--- BEGIN INPUT DATA ---
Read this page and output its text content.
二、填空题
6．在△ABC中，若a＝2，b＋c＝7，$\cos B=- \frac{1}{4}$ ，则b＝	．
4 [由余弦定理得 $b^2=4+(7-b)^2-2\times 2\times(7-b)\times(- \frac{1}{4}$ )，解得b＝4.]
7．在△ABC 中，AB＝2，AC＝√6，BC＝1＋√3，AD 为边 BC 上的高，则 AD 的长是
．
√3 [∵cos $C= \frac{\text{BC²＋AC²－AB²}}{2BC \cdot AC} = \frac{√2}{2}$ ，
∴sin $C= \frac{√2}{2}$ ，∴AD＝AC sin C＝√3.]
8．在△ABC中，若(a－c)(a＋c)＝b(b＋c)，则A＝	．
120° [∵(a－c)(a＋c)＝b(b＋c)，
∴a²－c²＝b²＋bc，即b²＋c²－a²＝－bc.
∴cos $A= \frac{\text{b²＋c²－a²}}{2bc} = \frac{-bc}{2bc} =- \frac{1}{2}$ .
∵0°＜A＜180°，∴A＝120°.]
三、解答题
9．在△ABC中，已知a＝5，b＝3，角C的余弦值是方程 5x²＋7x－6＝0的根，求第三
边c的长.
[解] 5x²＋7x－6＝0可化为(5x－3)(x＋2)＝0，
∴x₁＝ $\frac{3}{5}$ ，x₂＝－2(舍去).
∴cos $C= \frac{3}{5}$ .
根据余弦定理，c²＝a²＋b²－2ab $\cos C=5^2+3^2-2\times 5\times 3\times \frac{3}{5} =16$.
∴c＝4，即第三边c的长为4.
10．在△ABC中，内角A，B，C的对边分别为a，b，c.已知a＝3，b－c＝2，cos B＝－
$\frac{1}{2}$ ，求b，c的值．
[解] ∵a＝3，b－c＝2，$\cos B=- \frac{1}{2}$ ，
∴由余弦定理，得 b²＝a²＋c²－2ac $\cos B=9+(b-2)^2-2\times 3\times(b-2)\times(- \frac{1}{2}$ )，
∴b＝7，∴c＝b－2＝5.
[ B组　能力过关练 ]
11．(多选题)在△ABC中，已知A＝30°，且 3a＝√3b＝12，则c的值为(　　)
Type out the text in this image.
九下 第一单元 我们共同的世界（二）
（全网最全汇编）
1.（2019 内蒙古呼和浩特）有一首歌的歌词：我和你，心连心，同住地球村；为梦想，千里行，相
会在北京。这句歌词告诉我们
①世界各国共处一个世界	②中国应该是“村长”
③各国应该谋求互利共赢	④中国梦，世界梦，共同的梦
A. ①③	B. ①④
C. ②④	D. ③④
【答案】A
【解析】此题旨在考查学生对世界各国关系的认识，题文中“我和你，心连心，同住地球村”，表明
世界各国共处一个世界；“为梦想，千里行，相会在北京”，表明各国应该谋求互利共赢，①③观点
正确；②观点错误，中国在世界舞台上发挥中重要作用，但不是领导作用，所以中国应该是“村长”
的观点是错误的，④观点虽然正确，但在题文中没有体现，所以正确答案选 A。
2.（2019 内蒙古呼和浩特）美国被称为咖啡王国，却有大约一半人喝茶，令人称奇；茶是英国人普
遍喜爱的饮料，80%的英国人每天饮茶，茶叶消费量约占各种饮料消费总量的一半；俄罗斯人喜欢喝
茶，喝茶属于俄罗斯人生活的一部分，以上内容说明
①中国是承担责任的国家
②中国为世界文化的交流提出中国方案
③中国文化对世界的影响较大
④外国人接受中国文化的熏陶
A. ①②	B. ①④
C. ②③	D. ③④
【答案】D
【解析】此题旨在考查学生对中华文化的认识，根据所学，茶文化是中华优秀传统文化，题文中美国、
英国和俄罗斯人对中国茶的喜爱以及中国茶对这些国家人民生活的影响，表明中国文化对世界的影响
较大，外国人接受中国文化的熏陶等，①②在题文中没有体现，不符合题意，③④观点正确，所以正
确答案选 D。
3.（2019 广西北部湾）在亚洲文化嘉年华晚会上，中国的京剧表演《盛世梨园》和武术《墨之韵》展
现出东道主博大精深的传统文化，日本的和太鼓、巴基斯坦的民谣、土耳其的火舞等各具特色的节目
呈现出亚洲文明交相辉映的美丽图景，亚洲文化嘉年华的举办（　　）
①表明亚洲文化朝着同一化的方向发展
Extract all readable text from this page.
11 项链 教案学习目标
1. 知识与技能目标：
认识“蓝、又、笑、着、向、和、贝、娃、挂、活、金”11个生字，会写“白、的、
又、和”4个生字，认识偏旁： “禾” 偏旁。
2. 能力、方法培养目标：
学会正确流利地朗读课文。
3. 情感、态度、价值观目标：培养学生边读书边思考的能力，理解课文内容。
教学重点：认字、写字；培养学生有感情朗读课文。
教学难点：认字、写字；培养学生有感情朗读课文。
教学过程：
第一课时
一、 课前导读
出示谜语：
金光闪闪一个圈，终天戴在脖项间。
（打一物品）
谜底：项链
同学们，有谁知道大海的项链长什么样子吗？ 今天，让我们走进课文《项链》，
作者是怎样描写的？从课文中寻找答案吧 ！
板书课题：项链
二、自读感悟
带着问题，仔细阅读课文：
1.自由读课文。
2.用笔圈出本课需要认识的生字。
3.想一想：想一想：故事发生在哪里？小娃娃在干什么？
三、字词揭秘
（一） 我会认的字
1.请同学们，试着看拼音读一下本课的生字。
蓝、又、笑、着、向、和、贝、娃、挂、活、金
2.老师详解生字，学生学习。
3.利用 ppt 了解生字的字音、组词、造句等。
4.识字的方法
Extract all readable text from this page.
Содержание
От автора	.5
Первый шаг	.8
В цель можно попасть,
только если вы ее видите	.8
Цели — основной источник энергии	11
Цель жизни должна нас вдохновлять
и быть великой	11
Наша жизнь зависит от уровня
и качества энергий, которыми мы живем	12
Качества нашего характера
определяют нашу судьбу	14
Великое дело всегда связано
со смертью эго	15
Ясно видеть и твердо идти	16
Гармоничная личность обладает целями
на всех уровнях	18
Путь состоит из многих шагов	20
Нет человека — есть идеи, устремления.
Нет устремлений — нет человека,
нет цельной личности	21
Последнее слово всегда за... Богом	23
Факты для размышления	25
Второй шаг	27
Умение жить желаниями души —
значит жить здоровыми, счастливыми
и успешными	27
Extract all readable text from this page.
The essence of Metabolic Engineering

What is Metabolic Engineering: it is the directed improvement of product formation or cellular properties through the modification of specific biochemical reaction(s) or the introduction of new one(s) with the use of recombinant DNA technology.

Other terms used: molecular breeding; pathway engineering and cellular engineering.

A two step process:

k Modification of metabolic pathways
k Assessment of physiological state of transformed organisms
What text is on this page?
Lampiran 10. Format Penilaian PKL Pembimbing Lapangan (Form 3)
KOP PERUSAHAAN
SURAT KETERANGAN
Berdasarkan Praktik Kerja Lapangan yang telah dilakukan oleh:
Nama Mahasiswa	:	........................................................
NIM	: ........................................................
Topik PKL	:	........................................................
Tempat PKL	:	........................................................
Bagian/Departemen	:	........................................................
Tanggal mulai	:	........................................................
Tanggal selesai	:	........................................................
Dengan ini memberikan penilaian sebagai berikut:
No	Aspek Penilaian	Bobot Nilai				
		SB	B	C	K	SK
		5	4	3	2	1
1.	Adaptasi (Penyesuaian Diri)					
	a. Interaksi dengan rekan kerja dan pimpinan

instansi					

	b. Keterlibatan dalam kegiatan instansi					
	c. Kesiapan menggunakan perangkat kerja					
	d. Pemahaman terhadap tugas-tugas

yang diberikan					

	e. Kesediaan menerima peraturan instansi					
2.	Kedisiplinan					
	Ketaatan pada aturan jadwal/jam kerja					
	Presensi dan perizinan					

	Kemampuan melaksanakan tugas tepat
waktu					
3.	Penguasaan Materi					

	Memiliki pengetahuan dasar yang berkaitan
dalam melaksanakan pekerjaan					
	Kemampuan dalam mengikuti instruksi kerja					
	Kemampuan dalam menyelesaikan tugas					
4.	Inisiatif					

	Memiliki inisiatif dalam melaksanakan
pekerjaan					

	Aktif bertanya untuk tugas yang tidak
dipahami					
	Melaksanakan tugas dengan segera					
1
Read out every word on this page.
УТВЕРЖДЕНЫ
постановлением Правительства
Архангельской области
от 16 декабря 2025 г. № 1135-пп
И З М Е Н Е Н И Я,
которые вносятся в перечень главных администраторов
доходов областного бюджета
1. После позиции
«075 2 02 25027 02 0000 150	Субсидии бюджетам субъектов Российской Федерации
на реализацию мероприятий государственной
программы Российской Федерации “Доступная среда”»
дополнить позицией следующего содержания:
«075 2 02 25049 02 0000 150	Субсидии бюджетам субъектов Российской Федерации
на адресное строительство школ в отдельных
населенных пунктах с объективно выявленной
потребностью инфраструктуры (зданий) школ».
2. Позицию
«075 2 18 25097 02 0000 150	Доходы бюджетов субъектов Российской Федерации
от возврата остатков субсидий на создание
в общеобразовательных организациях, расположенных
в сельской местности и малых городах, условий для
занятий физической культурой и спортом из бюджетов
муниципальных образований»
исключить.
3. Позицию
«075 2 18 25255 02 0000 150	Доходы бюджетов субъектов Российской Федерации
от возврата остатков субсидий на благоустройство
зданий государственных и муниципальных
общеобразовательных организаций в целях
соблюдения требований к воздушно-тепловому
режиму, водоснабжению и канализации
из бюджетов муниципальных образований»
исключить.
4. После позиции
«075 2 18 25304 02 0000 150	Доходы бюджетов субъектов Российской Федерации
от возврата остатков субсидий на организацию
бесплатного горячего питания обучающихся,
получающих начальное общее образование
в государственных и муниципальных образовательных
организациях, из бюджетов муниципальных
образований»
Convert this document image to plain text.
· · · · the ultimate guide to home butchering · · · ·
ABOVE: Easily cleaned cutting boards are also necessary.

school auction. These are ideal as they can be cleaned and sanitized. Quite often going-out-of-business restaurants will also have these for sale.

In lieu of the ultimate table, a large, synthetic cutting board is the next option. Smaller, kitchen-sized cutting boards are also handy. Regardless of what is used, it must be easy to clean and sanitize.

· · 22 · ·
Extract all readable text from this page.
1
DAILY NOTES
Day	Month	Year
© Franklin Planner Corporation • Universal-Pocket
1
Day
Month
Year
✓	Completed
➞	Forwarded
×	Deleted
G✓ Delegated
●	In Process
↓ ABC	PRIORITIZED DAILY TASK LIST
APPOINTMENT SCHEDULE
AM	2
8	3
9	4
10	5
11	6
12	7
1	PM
--- END INPUT DATA ---
WORK TO BE COMPLETED:
Copy each line above that contains the word "Субсидии".

FULL SOLUTION:
«075 2 02 25027 02 0000 150	Субсидии бюджетам субъектов Российской Федерации
«075 2 02 25049 02 0000 150	Субсидии бюджетам субъектов Российской Федерации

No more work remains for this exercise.